== Entries supplied
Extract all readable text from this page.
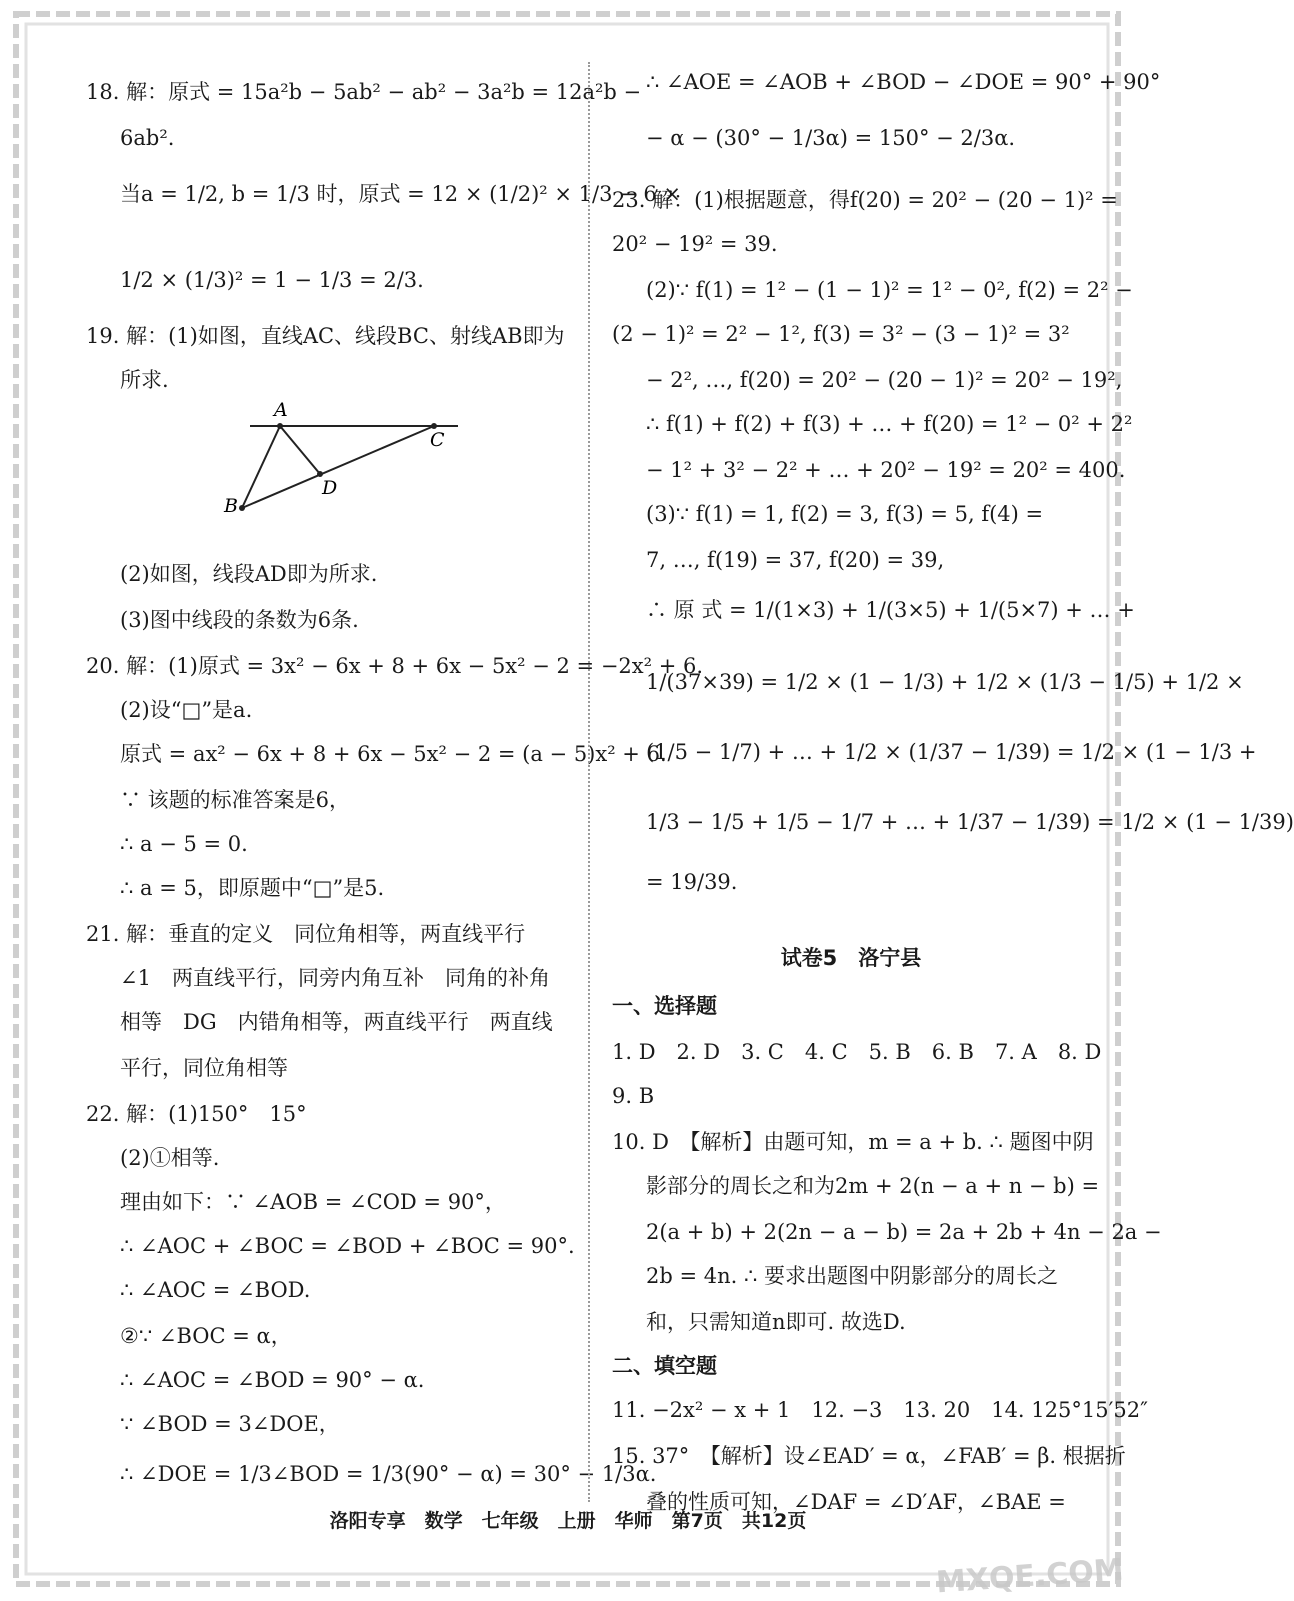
18. 解：原式 = 15a²b − 5ab² − ab² − 3a²b = 12a²b −
6ab².
当a = 1/2, b = 1/3 时，原式 = 12 × (1/2)² × 1/3 − 6 ×
1/2 × (1/3)² = 1 − 1/3 = 2/3.
19. 解：(1)如图，直线AC、线段BC、射线AB即为
所求.
(2)如图，线段AD即为所求.
(3)图中线段的条数为6条.
20. 解：(1)原式 = 3x² − 6x + 8 + 6x − 5x² − 2 = −2x² + 6.
(2)设“□”是a.
原式 = ax² − 6x + 8 + 6x − 5x² − 2 = (a − 5)x² + 6.
∵ 该题的标准答案是6，
∴ a − 5 = 0.
∴ a = 5，即原题中“□”是5.
21. 解：垂直的定义　同位角相等，两直线平行
∠1　两直线平行，同旁内角互补　同角的补角
相等　DG　内错角相等，两直线平行　两直线
平行，同位角相等
22. 解：(1)150°　15°
(2)①相等.
理由如下：∵ ∠AOB = ∠COD = 90°，
∴ ∠AOC + ∠BOC = ∠BOD + ∠BOC = 90°.
∴ ∠AOC = ∠BOD.
②∵ ∠BOC = α，
∴ ∠AOC = ∠BOD = 90° − α.
∵ ∠BOD = 3∠DOE，
∴ ∠DOE = 1/3∠BOD = 1/3(90° − α) = 30° − 1/3α.
∴ ∠AOE = ∠AOB + ∠BOD − ∠DOE = 90° + 90°
− α − (30° − 1/3α) = 150° − 2/3α.
23. 解：(1)根据题意，得f(20) = 20² − (20 − 1)² =
20² − 19² = 39.
(2)∵ f(1) = 1² − (1 − 1)² = 1² − 0², f(2) = 2² −
(2 − 1)² = 2² − 1², f(3) = 3² − (3 − 1)² = 3²
− 2², …, f(20) = 20² − (20 − 1)² = 20² − 19²,
∴ f(1) + f(2) + f(3) + … + f(20) = 1² − 0² + 2²
− 1² + 3² − 2² + … + 20² − 19² = 20² = 400.
(3)∵ f(1) = 1, f(2) = 3, f(3) = 5, f(4) =
7, …, f(19) = 37, f(20) = 39,
∴ 原 式 = 1/(1×3) + 1/(3×5) + 1/(5×7) + … +
1/(37×39) = 1/2 × (1 − 1/3) + 1/2 × (1/3 − 1/5) + 1/2 ×
(1/5 − 1/7) + … + 1/2 × (1/37 − 1/39) = 1/2 × (1 − 1/3 +
1/3 − 1/5 + 1/5 − 1/7 + … + 1/37 − 1/39) = 1/2 × (1 − 1/39)
= 19/39.
一、选择题
1. D　2. D　3. C　4. C　5. B　6. B　7. A　8. D
9. B
10. D　【解析】由题可知，m = a + b. ∴ 题图中阴
影部分的周长之和为2m + 2(n − a + n − b) =
2(a + b) + 2(2n − a − b) = 2a + 2b + 4n − 2a −
2b = 4n. ∴ 要求出题图中阴影部分的周长之
和，只需知道n即可. 故选D.
二、填空题
11. −2x² − x + 1　12. −3　13. 20　14. 125°15′52″
15. 37°　【解析】设∠EAD′ = α，∠FAB′ = β. 根据折
叠的性质可知，∠DAF = ∠D′AF，∠BAE =
试卷5　洛宁县
A
C
D
B
洛阳专享　数学　七年级　上册　华师　第7页　共12页
MXQE.COM
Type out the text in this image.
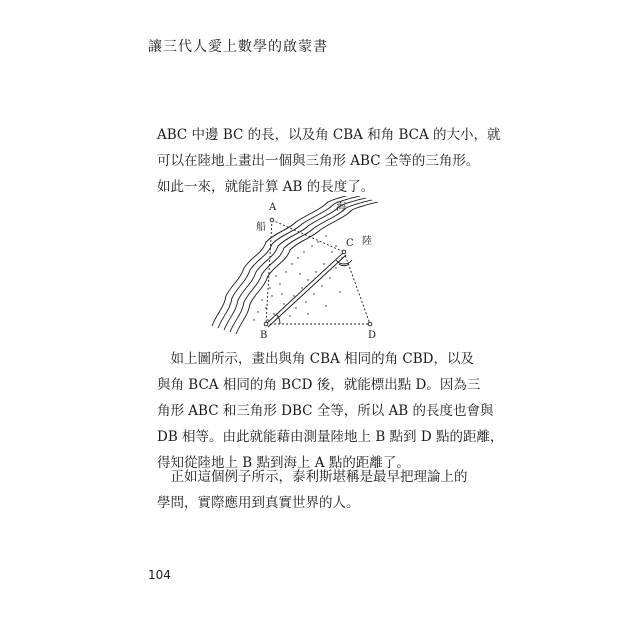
讓三代人愛上數學的啟蒙書
ABC 中邊 BC 的長，以及角 CBA 和角 BCA 的大小，就
可以在陸地上畫出一個與三角形 ABC 全等的三角形。
如此一來，就能計算 AB 的長度了。
A
船
海
陸
C
B	D
　如上圖所示，畫出與角 CBA 相同的角 CBD，以及
與角 BCA 相同的角 BCD 後，就能標出點 D。因為三
角形 ABC 和三角形 DBC 全等，所以 AB 的長度也會與
DB 相等。由此就能藉由測量陸地上 B 點到 D 點的距離，
得知從陸地上 B 點到海上 A 點的距離了。
　正如這個例子所示，泰利斯堪稱是最早把理論上的
學問，實際應用到真實世界的人。
104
====
== Task to complete ==
Beginning with the line that contains "Type out the text in this image.", repeat every remaining line of the data exactly, the last line included, and omit pictures.

== Task response ==
Type out the text in this image.
讓三代人愛上數學的啟蒙書
ABC 中邊 BC 的長，以及角 CBA 和角 BCA 的大小，就
可以在陸地上畫出一個與三角形 ABC 全等的三角形。
如此一來，就能計算 AB 的長度了。
A
船
海
陸
C
B	D
　如上圖所示，畫出與角 CBA 相同的角 CBD，以及
與角 BCA 相同的角 BCD 後，就能標出點 D。因為三
角形 ABC 和三角形 DBC 全等，所以 AB 的長度也會與
DB 相等。由此就能藉由測量陸地上 B 點到 D 點的距離，
得知從陸地上 B 點到海上 A 點的距離了。
　正如這個例子所示，泰利斯堪稱是最早把理論上的
學問，實際應用到真實世界的人。
104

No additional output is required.